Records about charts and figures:
—————

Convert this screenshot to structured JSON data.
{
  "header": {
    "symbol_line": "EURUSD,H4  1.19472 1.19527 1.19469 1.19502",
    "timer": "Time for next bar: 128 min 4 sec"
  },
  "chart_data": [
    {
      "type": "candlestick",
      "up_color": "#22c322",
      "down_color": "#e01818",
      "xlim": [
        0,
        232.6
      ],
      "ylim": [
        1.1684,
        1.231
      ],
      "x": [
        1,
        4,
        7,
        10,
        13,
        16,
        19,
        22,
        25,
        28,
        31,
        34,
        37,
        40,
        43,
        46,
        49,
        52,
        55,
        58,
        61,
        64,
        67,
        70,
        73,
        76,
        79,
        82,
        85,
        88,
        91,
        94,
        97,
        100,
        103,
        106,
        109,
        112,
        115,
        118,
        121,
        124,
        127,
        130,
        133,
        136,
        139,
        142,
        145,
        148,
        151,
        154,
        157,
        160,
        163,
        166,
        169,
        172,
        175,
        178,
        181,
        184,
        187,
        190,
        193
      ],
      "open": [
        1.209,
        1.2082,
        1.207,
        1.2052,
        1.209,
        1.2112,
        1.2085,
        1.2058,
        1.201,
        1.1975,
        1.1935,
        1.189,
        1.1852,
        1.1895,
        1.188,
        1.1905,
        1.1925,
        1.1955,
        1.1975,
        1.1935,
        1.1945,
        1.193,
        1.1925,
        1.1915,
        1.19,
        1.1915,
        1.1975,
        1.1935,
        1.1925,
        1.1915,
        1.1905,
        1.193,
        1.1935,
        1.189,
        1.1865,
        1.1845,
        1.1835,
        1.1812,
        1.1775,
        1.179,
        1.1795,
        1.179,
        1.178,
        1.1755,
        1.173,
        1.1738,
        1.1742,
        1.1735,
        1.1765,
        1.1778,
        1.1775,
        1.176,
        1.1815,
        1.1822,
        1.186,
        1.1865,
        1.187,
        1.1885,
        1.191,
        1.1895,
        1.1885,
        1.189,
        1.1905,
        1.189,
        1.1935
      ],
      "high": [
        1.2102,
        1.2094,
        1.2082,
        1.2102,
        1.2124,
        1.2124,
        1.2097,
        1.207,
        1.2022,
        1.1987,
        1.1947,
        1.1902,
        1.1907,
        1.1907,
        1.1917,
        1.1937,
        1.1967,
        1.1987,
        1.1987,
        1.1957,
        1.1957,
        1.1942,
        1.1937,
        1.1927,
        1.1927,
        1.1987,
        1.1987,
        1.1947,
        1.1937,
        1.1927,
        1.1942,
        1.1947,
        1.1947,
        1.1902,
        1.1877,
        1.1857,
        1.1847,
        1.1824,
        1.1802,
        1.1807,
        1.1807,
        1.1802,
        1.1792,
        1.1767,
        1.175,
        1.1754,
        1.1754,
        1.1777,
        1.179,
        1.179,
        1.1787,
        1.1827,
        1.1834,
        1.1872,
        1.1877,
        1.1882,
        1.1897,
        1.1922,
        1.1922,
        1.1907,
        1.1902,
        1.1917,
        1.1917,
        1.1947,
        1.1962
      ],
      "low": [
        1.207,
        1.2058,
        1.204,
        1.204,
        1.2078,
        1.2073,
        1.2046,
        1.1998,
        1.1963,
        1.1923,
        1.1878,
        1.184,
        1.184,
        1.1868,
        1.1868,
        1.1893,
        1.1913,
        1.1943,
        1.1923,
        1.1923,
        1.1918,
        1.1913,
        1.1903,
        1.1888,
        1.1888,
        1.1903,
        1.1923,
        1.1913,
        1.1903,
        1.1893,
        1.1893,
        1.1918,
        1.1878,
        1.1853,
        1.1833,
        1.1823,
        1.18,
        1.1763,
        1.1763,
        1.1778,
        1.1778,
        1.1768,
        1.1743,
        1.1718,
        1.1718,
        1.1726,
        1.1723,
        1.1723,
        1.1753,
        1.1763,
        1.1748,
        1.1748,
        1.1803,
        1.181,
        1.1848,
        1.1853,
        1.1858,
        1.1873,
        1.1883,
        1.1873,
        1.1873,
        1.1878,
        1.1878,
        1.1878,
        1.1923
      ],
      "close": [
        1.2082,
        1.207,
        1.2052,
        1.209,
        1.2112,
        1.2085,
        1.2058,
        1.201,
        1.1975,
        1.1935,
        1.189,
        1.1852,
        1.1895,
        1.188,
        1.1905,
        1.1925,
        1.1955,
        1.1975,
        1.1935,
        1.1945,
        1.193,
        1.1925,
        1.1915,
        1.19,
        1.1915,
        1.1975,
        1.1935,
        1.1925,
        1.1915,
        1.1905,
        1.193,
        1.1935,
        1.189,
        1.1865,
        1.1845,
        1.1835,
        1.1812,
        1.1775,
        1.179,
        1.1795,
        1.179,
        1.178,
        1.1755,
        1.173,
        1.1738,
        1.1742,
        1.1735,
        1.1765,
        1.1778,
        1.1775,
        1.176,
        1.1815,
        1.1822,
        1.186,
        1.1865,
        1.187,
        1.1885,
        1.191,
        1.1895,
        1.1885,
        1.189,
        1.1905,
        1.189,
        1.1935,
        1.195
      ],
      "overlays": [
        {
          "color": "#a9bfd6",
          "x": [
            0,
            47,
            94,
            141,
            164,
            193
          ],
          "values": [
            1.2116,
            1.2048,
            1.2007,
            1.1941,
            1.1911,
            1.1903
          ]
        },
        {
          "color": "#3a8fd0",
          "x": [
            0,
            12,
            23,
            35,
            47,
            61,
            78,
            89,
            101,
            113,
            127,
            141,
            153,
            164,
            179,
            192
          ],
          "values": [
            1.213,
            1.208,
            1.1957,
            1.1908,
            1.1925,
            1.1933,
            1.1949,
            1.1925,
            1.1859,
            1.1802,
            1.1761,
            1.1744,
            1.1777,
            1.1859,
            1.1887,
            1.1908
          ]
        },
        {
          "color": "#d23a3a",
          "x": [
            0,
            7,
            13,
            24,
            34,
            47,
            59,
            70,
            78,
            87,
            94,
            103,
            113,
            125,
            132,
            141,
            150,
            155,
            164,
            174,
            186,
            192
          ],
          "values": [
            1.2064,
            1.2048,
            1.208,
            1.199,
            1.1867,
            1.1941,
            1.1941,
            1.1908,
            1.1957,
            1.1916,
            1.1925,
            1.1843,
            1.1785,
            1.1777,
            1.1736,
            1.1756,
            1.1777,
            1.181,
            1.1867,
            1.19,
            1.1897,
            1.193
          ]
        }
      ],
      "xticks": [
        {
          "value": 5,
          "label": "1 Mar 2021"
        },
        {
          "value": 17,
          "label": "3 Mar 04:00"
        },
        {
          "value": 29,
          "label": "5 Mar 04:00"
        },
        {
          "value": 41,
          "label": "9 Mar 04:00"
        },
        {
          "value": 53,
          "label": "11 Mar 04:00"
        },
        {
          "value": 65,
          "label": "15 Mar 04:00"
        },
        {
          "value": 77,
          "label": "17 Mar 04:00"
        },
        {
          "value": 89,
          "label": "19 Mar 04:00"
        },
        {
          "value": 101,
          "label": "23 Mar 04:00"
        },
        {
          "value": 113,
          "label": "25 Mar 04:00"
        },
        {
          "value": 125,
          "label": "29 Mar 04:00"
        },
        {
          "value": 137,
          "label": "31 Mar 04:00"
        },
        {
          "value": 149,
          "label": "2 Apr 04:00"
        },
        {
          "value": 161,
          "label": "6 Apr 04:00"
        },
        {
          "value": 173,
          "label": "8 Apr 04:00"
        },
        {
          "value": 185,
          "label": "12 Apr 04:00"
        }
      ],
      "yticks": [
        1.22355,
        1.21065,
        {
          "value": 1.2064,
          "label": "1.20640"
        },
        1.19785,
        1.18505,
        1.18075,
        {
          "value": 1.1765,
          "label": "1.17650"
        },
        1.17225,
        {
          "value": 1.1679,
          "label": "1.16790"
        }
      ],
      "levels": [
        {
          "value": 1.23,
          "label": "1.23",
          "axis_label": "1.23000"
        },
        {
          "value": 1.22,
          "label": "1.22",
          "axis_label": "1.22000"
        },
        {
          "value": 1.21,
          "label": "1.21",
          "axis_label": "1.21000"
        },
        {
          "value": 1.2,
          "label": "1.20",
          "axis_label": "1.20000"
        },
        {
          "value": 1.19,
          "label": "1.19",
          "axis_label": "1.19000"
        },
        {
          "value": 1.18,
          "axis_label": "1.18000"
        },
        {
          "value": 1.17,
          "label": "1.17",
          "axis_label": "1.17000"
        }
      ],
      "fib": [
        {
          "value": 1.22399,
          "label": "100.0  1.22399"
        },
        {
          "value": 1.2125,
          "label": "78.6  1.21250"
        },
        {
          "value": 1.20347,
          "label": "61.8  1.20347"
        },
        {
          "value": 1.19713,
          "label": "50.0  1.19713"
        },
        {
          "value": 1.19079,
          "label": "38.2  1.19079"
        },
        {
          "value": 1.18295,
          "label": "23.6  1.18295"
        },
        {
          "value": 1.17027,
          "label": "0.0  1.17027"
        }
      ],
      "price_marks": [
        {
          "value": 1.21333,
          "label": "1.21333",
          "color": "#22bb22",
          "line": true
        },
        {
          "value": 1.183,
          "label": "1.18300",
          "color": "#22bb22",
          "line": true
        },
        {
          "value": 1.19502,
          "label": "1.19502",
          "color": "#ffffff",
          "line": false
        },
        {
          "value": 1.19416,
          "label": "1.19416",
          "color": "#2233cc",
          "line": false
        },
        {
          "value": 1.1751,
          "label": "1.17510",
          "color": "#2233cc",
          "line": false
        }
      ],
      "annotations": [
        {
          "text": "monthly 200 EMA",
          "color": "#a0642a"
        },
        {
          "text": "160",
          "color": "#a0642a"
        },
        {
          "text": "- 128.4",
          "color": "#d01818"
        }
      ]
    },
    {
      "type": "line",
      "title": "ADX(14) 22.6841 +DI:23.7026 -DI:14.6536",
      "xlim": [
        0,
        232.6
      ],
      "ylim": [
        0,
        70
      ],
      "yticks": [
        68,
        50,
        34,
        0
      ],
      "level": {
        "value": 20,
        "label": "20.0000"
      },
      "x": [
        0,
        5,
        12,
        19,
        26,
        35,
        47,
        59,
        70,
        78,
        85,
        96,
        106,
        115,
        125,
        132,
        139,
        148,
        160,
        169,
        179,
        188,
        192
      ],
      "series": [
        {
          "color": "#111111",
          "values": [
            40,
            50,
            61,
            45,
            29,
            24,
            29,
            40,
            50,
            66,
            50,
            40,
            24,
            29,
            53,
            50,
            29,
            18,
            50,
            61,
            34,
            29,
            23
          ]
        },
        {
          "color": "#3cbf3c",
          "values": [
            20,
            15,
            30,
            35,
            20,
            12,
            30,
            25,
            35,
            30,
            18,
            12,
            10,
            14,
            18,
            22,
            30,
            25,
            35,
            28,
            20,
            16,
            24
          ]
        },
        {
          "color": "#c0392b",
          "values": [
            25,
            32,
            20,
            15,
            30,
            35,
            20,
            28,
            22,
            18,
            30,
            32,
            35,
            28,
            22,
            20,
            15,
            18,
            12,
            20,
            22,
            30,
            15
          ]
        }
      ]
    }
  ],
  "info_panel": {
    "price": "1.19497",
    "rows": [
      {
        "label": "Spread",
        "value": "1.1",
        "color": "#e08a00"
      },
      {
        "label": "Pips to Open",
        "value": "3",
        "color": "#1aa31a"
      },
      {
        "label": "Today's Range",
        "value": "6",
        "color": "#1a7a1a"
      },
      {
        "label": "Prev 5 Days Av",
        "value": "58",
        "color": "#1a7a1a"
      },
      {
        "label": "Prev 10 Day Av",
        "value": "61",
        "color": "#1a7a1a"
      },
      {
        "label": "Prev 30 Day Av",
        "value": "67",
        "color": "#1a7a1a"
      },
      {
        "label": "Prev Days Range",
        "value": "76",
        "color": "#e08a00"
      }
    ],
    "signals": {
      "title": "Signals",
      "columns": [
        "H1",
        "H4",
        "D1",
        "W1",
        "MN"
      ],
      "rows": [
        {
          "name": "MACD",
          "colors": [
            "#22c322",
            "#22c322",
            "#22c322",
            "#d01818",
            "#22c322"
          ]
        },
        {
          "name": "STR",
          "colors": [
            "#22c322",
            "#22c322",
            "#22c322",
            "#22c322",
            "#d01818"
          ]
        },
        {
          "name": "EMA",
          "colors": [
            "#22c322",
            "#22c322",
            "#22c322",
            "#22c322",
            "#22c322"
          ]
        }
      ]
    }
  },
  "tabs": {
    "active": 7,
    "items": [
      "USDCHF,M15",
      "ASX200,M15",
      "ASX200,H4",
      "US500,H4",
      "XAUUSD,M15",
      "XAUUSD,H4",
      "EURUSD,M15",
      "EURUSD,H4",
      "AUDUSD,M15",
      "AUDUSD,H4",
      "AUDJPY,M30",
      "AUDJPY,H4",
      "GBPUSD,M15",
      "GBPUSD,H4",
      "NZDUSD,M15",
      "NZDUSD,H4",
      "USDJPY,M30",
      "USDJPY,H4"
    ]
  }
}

—————

• _Exercise prompt_
Look through the entries above and list every line containing "text".

• _Output of the exercise_
          "text": "monthly 200 EMA",
          "text": "160",
          "text": "- 128.4",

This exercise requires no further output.